▶ _Task directions_
Lines containing the string "DOBRYŠEK" are to be counted; report the number and nothing more.

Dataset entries
## start
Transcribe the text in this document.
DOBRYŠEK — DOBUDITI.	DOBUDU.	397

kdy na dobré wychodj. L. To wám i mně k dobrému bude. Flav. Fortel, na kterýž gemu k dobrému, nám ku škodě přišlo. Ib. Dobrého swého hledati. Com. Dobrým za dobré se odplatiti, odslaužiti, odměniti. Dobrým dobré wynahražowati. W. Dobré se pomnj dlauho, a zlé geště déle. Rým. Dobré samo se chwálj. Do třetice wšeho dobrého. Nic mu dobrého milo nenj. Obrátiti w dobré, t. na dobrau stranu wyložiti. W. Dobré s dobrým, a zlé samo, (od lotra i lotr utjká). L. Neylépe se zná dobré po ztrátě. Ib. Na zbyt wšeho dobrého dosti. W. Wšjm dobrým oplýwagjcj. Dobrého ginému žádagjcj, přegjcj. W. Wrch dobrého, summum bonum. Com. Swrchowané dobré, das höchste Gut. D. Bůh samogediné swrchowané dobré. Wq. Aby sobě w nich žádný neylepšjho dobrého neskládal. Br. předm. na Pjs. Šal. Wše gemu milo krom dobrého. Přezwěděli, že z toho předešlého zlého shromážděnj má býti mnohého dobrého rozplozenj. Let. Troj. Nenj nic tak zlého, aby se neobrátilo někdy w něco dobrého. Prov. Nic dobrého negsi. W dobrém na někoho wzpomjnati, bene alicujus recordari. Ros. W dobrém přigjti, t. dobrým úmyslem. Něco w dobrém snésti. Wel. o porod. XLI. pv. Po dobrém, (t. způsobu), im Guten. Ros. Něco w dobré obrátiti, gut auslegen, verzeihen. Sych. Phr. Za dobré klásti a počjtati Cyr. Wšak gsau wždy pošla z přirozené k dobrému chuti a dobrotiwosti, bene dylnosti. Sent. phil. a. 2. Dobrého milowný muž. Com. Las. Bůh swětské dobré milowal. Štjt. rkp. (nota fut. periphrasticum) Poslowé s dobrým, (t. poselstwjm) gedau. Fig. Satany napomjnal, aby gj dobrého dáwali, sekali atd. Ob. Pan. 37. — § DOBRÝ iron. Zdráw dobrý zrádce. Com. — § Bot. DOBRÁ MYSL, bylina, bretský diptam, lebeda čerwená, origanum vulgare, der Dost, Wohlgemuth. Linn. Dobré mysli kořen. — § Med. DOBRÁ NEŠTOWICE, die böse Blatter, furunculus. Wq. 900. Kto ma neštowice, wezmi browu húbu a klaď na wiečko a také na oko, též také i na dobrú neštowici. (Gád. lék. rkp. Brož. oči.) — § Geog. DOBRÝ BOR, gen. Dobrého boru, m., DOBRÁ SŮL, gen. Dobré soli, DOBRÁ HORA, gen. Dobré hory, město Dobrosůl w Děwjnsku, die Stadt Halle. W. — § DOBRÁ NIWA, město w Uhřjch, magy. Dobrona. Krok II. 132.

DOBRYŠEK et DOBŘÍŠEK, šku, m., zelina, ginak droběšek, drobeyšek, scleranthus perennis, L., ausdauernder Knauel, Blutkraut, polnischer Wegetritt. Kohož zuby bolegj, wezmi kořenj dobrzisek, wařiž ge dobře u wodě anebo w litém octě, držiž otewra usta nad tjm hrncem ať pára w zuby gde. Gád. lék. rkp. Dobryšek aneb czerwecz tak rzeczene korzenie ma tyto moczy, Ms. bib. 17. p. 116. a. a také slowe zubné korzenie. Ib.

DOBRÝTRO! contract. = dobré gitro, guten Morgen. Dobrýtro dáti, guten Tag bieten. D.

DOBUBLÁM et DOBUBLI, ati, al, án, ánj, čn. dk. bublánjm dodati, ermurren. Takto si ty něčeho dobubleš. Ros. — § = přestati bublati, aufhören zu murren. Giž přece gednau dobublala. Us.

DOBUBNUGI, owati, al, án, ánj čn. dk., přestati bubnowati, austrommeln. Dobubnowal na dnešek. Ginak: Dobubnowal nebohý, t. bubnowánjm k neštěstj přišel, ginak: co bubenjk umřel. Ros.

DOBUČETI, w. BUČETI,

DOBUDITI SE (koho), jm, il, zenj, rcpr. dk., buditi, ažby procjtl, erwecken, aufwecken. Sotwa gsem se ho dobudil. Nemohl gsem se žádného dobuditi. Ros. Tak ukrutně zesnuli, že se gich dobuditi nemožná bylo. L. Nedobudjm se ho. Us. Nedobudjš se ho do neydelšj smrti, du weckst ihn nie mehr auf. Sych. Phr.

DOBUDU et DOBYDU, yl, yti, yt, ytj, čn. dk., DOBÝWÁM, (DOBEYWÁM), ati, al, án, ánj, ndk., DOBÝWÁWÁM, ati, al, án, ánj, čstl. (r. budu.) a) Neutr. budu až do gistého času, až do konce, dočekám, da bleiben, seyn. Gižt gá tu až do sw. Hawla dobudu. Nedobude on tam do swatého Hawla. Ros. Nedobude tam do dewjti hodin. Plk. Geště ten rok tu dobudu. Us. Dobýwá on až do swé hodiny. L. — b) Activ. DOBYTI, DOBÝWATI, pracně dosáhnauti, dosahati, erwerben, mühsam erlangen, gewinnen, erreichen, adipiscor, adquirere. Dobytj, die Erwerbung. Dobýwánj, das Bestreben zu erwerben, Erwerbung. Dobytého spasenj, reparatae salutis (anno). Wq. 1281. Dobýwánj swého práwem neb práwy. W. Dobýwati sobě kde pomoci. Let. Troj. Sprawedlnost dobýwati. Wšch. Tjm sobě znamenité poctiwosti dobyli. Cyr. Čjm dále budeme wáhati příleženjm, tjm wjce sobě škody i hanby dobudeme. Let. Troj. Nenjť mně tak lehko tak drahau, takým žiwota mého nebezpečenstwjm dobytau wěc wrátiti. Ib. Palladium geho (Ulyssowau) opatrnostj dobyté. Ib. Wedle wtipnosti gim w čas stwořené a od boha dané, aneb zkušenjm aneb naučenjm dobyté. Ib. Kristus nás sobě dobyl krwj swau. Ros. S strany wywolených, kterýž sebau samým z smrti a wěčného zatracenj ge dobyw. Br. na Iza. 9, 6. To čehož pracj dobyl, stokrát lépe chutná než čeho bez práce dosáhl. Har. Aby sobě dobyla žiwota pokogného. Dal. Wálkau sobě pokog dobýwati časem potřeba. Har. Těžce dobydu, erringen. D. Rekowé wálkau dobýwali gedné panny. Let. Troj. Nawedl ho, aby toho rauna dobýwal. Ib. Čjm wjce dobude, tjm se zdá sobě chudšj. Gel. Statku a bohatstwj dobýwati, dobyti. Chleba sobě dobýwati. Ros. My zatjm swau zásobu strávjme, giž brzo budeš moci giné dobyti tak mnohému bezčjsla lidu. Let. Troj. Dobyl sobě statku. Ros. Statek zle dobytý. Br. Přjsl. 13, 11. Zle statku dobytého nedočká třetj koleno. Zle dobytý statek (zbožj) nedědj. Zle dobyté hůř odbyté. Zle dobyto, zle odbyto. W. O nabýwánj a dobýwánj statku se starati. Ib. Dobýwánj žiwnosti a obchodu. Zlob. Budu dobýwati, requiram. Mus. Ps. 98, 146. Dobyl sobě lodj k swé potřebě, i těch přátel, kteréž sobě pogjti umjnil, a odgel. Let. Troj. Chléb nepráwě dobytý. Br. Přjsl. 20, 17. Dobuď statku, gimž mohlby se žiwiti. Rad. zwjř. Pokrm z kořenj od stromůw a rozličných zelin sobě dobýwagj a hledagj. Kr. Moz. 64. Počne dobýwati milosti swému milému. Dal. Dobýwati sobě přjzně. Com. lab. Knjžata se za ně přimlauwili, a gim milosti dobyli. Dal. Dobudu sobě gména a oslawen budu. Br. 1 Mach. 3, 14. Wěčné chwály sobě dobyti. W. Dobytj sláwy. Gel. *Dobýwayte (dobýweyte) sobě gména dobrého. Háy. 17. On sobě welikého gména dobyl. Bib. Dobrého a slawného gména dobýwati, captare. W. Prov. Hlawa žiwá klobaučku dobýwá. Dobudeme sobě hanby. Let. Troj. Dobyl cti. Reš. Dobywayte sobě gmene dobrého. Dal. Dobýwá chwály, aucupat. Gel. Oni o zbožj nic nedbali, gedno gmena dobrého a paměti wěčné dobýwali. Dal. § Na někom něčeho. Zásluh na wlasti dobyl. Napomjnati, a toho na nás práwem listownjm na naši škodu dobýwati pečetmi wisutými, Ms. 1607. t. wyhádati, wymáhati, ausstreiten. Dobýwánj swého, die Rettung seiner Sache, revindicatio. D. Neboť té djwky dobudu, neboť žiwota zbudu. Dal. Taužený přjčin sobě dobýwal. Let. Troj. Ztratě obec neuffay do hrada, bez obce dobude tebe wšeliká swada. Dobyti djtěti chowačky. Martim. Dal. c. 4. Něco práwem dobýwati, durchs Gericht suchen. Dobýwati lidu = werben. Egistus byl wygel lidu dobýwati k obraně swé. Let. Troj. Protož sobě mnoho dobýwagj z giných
## end
▶ _Task solution_
2